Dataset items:

________________________________________

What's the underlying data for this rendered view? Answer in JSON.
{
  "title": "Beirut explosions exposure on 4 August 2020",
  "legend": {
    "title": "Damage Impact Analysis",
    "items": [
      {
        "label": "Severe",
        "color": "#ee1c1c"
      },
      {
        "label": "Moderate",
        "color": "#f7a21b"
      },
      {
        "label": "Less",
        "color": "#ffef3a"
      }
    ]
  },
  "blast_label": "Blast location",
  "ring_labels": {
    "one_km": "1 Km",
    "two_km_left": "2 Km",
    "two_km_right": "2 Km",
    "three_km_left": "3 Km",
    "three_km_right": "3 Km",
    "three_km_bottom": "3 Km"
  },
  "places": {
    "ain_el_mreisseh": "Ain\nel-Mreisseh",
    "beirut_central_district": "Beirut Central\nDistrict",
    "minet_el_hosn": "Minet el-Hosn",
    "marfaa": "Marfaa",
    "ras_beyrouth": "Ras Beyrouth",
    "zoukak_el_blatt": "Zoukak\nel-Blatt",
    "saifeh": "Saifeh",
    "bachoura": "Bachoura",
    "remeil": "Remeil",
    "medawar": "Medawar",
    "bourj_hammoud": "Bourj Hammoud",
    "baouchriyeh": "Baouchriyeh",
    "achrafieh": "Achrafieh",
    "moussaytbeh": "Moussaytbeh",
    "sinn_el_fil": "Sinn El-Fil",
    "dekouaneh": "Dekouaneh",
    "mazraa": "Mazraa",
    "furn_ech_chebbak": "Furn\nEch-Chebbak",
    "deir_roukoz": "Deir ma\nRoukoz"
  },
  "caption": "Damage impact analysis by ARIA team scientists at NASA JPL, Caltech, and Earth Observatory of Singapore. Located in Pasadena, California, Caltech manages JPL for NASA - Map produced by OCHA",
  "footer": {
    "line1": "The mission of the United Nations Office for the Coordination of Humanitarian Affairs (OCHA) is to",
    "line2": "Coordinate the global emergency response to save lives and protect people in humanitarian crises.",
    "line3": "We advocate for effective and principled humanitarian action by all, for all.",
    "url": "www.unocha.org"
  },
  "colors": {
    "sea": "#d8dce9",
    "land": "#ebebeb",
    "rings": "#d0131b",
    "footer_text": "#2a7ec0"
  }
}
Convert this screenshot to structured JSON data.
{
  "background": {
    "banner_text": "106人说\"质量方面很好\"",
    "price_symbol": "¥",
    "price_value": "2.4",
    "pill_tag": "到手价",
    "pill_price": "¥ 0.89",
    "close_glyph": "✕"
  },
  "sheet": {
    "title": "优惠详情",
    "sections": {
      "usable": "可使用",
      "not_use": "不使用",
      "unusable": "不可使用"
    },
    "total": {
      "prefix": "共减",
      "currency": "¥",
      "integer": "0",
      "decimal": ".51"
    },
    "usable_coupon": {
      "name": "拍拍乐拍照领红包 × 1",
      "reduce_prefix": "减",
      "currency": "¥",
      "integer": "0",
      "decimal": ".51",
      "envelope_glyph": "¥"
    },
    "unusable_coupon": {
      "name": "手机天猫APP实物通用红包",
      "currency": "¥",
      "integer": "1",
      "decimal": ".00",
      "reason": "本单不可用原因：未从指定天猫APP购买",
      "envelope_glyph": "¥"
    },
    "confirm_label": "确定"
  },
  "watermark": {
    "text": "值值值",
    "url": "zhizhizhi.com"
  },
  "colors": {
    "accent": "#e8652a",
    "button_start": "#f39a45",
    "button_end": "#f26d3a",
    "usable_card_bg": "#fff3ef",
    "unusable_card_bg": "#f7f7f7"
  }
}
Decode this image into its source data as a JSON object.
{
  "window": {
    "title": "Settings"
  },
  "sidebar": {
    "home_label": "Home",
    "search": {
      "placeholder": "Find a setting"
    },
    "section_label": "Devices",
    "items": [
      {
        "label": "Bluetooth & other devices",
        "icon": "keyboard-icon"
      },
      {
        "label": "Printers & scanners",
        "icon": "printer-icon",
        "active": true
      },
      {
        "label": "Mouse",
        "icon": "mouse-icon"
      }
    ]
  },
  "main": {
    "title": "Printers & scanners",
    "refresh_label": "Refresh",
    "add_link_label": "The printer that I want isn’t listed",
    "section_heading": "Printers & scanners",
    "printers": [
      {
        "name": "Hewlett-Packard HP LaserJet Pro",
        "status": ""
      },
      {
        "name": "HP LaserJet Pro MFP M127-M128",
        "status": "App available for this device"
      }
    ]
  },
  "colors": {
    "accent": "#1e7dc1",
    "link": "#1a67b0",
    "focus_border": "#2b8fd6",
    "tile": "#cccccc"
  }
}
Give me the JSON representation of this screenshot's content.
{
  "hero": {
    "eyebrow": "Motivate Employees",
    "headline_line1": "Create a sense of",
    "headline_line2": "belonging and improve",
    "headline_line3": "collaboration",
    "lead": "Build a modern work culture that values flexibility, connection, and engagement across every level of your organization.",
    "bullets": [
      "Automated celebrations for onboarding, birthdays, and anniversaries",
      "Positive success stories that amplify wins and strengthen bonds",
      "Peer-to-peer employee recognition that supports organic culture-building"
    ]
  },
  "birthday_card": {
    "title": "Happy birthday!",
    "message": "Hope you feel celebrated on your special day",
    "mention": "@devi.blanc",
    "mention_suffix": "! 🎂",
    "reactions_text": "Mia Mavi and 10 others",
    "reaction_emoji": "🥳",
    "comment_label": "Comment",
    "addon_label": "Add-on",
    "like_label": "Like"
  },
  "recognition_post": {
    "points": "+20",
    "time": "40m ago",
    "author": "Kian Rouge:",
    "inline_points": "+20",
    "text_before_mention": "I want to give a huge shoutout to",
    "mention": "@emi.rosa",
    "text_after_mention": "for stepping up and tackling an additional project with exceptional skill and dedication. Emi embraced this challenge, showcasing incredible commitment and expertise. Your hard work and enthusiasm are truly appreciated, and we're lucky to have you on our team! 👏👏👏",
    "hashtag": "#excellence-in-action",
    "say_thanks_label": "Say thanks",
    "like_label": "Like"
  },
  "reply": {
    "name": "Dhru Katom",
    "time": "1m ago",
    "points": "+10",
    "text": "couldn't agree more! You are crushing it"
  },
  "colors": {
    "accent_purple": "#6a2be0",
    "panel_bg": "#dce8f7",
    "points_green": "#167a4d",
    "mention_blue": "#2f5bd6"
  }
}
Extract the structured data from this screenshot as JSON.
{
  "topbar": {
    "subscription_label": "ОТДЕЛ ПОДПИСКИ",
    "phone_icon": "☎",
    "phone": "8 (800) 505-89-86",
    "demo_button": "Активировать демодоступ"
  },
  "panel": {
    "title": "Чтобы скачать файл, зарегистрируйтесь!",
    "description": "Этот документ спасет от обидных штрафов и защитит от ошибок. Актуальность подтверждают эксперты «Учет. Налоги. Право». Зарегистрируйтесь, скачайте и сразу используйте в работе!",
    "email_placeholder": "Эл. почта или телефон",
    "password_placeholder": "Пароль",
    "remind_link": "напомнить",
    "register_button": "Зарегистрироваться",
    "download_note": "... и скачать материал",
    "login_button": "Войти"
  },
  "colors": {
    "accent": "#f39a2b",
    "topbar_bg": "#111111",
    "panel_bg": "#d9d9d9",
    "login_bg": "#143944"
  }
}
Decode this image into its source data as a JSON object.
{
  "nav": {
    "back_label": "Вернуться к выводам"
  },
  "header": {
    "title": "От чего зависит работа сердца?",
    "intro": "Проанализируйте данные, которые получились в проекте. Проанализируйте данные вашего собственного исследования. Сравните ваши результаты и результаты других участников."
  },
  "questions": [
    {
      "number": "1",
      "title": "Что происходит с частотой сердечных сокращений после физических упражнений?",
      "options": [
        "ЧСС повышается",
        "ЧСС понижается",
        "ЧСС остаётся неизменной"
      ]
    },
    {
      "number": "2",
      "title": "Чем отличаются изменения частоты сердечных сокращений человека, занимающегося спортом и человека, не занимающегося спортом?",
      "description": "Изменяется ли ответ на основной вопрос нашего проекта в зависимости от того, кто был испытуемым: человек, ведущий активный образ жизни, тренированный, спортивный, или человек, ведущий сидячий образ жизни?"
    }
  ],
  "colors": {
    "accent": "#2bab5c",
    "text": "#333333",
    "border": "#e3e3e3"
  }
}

________________________________________

EXERCISE PROMPT: Search the data for the string "status" and copy each line where it appears.

REPLY:
        "status": ""
        "status": "App available for this device"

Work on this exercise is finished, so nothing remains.